## BEGIN Material supplied

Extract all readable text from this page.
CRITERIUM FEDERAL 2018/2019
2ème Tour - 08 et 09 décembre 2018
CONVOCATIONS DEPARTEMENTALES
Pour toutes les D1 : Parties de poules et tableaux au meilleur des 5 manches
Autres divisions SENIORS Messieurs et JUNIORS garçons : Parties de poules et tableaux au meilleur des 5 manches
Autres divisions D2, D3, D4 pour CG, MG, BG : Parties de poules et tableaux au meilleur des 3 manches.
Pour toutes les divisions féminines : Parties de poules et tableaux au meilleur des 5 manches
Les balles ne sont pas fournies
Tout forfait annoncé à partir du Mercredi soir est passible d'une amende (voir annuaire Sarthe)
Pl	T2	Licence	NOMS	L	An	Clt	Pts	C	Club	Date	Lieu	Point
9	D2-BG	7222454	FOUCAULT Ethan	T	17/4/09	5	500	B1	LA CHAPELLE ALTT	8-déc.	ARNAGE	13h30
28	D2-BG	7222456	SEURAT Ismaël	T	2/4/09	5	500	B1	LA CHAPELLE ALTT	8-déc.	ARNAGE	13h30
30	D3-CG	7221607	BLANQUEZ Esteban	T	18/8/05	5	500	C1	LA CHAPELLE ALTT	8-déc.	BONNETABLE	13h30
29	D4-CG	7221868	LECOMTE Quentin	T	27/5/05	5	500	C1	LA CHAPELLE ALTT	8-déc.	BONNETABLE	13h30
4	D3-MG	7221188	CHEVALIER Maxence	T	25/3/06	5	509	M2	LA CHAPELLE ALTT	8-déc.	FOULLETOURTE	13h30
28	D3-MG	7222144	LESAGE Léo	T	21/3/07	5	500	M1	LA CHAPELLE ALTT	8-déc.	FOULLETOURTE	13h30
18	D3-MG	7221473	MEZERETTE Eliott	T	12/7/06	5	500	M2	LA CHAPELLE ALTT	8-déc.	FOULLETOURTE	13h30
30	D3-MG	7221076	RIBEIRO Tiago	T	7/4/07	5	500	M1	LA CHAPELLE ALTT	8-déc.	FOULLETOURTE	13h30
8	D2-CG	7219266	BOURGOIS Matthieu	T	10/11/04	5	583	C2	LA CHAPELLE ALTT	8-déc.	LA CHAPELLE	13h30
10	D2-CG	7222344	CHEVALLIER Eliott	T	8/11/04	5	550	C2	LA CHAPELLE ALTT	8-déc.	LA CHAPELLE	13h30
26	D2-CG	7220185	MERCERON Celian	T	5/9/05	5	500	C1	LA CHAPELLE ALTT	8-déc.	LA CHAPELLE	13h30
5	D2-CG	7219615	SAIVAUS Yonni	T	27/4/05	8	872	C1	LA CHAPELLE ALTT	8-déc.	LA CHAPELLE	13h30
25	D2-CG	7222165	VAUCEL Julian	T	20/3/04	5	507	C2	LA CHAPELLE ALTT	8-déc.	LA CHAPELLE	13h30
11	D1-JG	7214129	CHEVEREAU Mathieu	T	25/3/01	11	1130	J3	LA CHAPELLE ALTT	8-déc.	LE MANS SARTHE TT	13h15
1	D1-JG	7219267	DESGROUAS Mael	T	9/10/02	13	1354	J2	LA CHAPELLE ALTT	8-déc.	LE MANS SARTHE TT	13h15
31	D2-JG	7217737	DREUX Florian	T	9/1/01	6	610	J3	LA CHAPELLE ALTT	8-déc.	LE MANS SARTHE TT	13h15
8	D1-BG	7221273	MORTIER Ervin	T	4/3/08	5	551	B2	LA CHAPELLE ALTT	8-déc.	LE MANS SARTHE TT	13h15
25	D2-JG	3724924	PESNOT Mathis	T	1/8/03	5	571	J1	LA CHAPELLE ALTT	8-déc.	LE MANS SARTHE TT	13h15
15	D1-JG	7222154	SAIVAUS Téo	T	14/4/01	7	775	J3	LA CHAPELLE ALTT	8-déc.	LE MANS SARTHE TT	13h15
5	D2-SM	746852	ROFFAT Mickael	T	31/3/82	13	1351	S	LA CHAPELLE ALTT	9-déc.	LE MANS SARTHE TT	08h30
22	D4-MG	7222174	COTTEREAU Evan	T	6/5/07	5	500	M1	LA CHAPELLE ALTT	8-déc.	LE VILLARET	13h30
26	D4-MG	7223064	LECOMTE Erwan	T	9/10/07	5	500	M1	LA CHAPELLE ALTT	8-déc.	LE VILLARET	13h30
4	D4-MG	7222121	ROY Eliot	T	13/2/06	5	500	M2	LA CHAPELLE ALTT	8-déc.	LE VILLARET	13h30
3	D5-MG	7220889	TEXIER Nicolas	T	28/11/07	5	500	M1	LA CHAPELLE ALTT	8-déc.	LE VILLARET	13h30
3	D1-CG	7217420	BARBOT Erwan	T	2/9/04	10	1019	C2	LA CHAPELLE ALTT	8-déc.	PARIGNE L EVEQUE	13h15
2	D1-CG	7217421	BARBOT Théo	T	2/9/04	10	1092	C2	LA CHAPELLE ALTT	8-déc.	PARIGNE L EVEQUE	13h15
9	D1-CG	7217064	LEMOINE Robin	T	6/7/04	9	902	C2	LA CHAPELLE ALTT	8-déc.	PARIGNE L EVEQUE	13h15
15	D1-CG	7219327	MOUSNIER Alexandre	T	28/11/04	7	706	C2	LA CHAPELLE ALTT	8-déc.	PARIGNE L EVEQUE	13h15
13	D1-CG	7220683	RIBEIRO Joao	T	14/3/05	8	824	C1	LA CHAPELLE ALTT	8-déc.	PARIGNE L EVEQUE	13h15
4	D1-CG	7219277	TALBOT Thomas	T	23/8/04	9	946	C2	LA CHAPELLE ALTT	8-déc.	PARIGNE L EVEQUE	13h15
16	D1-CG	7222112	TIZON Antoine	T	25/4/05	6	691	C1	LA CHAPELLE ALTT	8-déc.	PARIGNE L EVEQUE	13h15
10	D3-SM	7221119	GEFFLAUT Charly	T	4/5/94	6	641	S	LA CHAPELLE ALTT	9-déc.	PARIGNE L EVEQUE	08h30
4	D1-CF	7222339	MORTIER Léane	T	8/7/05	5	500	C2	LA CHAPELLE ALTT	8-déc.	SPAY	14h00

## END Material supplied

Written instruction:
Search the material above for "BARBOT". Pull out each line where it shows up.

Task answer:
3	D1-CG	7217420	BARBOT Erwan	T	2/9/04	10	1019	C2	LA CHAPELLE ALTT	8-déc.	PARIGNE L EVEQUE	13h15
2	D1-CG	7217421	BARBOT Théo	T	2/9/04	10	1092	C2	LA CHAPELLE ALTT	8-déc.	PARIGNE L EVEQUE	13h15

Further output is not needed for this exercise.